__STATED GOAL__. Below is some material; transcribe all of it exactly.

(Saved data entries)
- - -
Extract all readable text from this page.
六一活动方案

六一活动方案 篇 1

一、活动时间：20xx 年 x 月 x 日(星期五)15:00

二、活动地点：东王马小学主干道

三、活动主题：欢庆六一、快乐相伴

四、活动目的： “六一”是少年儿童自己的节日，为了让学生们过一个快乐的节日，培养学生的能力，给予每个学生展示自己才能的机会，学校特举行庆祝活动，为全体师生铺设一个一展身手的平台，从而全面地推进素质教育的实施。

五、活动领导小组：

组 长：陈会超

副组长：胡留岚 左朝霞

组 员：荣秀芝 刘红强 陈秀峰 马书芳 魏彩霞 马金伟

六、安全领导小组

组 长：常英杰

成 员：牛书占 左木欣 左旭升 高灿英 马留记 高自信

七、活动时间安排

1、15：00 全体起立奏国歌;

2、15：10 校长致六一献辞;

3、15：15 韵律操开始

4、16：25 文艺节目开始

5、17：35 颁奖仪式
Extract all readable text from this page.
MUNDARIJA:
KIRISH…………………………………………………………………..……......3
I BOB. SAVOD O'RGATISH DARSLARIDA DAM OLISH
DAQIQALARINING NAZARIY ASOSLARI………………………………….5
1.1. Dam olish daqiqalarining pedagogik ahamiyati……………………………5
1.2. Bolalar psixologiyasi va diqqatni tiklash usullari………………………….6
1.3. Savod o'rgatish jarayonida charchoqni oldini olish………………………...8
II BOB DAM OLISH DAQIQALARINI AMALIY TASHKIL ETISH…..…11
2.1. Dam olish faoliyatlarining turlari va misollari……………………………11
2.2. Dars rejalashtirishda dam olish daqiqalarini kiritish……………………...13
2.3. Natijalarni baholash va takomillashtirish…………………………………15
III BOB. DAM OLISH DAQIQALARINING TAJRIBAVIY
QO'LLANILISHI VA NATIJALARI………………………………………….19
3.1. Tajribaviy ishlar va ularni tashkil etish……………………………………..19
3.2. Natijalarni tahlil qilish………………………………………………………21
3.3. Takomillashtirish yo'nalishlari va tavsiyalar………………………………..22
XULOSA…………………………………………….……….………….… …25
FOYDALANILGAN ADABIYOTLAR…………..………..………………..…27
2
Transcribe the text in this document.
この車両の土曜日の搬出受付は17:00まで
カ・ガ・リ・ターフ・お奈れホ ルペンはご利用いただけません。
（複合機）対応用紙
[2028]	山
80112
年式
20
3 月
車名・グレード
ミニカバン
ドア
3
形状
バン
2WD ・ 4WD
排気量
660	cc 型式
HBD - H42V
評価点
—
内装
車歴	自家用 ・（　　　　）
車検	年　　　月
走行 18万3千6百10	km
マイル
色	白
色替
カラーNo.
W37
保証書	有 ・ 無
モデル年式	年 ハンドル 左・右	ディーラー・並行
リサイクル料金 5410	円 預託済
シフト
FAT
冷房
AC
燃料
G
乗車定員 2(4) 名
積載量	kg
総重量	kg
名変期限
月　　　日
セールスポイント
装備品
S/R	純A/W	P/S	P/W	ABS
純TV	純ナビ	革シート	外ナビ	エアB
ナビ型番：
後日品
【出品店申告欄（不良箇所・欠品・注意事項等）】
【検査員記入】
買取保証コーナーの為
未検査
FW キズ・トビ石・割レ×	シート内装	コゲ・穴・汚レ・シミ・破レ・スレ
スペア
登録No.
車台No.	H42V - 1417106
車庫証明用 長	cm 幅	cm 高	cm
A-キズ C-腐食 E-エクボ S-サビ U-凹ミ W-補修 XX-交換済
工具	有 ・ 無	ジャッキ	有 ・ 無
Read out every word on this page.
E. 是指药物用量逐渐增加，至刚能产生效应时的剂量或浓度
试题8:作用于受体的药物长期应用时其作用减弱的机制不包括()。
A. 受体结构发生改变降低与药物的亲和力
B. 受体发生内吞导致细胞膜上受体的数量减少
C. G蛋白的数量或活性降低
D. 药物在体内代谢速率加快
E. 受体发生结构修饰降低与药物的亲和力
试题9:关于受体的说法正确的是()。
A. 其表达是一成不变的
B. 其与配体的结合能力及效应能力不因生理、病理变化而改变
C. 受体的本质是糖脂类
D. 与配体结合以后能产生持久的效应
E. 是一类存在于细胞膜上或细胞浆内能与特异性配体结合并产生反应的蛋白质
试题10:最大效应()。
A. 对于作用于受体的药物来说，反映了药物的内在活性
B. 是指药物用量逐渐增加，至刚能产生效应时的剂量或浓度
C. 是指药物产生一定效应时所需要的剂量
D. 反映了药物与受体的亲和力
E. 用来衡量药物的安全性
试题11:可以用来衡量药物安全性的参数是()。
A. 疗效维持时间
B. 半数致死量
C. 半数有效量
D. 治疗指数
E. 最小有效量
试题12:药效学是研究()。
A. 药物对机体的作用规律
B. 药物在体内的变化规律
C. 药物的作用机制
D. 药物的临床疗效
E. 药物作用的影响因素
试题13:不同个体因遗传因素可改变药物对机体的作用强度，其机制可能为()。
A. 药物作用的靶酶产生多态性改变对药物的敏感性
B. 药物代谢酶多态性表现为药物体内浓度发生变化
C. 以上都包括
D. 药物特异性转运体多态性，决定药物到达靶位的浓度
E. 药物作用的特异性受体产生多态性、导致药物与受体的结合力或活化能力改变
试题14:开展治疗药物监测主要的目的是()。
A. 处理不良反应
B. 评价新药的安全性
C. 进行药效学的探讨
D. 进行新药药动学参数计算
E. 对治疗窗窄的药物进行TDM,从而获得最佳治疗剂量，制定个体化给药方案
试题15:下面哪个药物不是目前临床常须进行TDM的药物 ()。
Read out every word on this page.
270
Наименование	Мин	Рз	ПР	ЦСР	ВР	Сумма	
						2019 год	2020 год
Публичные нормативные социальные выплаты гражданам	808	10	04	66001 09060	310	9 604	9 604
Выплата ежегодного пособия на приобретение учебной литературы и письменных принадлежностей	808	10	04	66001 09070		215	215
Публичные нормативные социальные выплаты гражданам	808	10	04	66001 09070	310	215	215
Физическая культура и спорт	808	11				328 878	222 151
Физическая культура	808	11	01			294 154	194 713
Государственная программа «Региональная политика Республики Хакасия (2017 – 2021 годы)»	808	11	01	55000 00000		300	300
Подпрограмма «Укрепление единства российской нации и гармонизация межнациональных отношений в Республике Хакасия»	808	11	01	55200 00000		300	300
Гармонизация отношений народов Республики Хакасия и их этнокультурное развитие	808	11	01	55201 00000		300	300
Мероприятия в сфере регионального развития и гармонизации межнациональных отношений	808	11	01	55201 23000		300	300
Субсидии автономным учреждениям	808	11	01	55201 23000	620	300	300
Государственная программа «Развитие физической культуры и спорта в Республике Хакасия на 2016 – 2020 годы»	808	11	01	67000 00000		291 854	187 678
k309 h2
- - -
__EXERCISE OUTPUT__.
Extract all readable text from this page.
六一活动方案

六一活动方案 篇 1

一、活动时间：20xx 年 x 月 x 日(星期五)15:00

二、活动地点：东王马小学主干道

三、活动主题：欢庆六一、快乐相伴

四、活动目的： “六一”是少年儿童自己的节日，为了让学生们过一个快乐的节日，培养学生的能力，给予每个学生展示自己才能的机会，学校特举行庆祝活动，为全体师生铺设一个一展身手的平台，从而全面地推进素质教育的实施。

五、活动领导小组：

组 长：陈会超

副组长：胡留岚 左朝霞

组 员：荣秀芝 刘红强 陈秀峰 马书芳 魏彩霞 马金伟

六、安全领导小组

组 长：常英杰

成 员：牛书占 左木欣 左旭升 高灿英 马留记 高自信

七、活动时间安排

1、15：00 全体起立奏国歌;

2、15：10 校长致六一献辞;

3、15：15 韵律操开始

4、16：25 文艺节目开始

5、17：35 颁奖仪式
Extract all readable text from this page.
MUNDARIJA:
KIRISH…………………………………………………………………..……......3
I BOB. SAVOD O'RGATISH DARSLARIDA DAM OLISH
DAQIQALARINING NAZARIY ASOSLARI………………………………….5
1.1. Dam olish daqiqalarining pedagogik ahamiyati……………………………5
1.2. Bolalar psixologiyasi va diqqatni tiklash usullari………………………….6
1.3. Savod o'rgatish jarayonida charchoqni oldini olish………………………...8
II BOB DAM OLISH DAQIQALARINI AMALIY TASHKIL ETISH…..…11
2.1. Dam olish faoliyatlarining turlari va misollari……………………………11
2.2. Dars rejalashtirishda dam olish daqiqalarini kiritish……………………...13
2.3. Natijalarni baholash va takomillashtirish…………………………………15
III BOB. DAM OLISH DAQIQALARINING TAJRIBAVIY
QO'LLANILISHI VA NATIJALARI………………………………………….19
3.1. Tajribaviy ishlar va ularni tashkil etish……………………………………..19
3.2. Natijalarni tahlil qilish………………………………………………………21
3.3. Takomillashtirish yo'nalishlari va tavsiyalar………………………………..22
XULOSA…………………………………………….……….………….… …25
FOYDALANILGAN ADABIYOTLAR…………..………..………………..…27
2
Transcribe the text in this document.
この車両の土曜日の搬出受付は17:00まで
カ・ガ・リ・ターフ・お奈れホ ルペンはご利用いただけません。
（複合機）対応用紙
[2028]	山
80112
年式
20
3 月
車名・グレード
ミニカバン
ドア
3
形状
バン
2WD ・ 4WD
排気量
660	cc 型式
HBD - H42V
評価点
—
内装
車歴	自家用 ・（　　　　）
車検	年　　　月
走行 18万3千6百10	km
マイル
色	白
色替
カラーNo.
W37
保証書	有 ・ 無
モデル年式	年 ハンドル 左・右	ディーラー・並行
リサイクル料金 5410	円 預託済
シフト
FAT
冷房
AC
燃料
G
乗車定員 2(4) 名
積載量	kg
総重量	kg
名変期限
月　　　日
セールスポイント
装備品
S/R	純A/W	P/S	P/W	ABS
純TV	純ナビ	革シート	外ナビ	エアB
ナビ型番：
後日品
【出品店申告欄（不良箇所・欠品・注意事項等）】
【検査員記入】
買取保証コーナーの為
未検査
FW キズ・トビ石・割レ×	シート内装	コゲ・穴・汚レ・シミ・破レ・スレ
スペア
登録No.
車台No.	H42V - 1417106
車庫証明用 長	cm 幅	cm 高	cm
A-キズ C-腐食 E-エクボ S-サビ U-凹ミ W-補修 XX-交換済
工具	有 ・ 無	ジャッキ	有 ・ 無
Read out every word on this page.
E. 是指药物用量逐渐增加，至刚能产生效应时的剂量或浓度
试题8:作用于受体的药物长期应用时其作用减弱的机制不包括()。
A. 受体结构发生改变降低与药物的亲和力
B. 受体发生内吞导致细胞膜上受体的数量减少
C. G蛋白的数量或活性降低
D. 药物在体内代谢速率加快
E. 受体发生结构修饰降低与药物的亲和力
试题9:关于受体的说法正确的是()。
A. 其表达是一成不变的
B. 其与配体的结合能力及效应能力不因生理、病理变化而改变
C. 受体的本质是糖脂类
D. 与配体结合以后能产生持久的效应
E. 是一类存在于细胞膜上或细胞浆内能与特异性配体结合并产生反应的蛋白质
试题10:最大效应()。
A. 对于作用于受体的药物来说，反映了药物的内在活性
B. 是指药物用量逐渐增加，至刚能产生效应时的剂量或浓度
C. 是指药物产生一定效应时所需要的剂量
D. 反映了药物与受体的亲和力
E. 用来衡量药物的安全性
试题11:可以用来衡量药物安全性的参数是()。
A. 疗效维持时间
B. 半数致死量
C. 半数有效量
D. 治疗指数
E. 最小有效量
试题12:药效学是研究()。
A. 药物对机体的作用规律
B. 药物在体内的变化规律
C. 药物的作用机制
D. 药物的临床疗效
E. 药物作用的影响因素
试题13:不同个体因遗传因素可改变药物对机体的作用强度，其机制可能为()。
A. 药物作用的靶酶产生多态性改变对药物的敏感性
B. 药物代谢酶多态性表现为药物体内浓度发生变化
C. 以上都包括
D. 药物特异性转运体多态性，决定药物到达靶位的浓度
E. 药物作用的特异性受体产生多态性、导致药物与受体的结合力或活化能力改变
试题14:开展治疗药物监测主要的目的是()。
A. 处理不良反应
B. 评价新药的安全性
C. 进行药效学的探讨
D. 进行新药药动学参数计算
E. 对治疗窗窄的药物进行TDM,从而获得最佳治疗剂量，制定个体化给药方案
试题15:下面哪个药物不是目前临床常须进行TDM的药物 ()。
Read out every word on this page.
270
Наименование	Мин	Рз	ПР	ЦСР	ВР	Сумма	
						2019 год	2020 год
Публичные нормативные социальные выплаты гражданам	808	10	04	66001 09060	310	9 604	9 604
Выплата ежегодного пособия на приобретение учебной литературы и письменных принадлежностей	808	10	04	66001 09070		215	215
Публичные нормативные социальные выплаты гражданам	808	10	04	66001 09070	310	215	215
Физическая культура и спорт	808	11				328 878	222 151
Физическая культура	808	11	01			294 154	194 713
Государственная программа «Региональная политика Республики Хакасия (2017 – 2021 годы)»	808	11	01	55000 00000		300	300
Подпрограмма «Укрепление единства российской нации и гармонизация межнациональных отношений в Республике Хакасия»	808	11	01	55200 00000		300	300
Гармонизация отношений народов Республики Хакасия и их этнокультурное развитие	808	11	01	55201 00000		300	300
Мероприятия в сфере регионального развития и гармонизации межнациональных отношений	808	11	01	55201 23000		300	300
Субсидии автономным учреждениям	808	11	01	55201 23000	620	300	300
Государственная программа «Развитие физической культуры и спорта в Республике Хакасия на 2016 – 2020 годы»	808	11	01	67000 00000		291 854	187 678
k309 h2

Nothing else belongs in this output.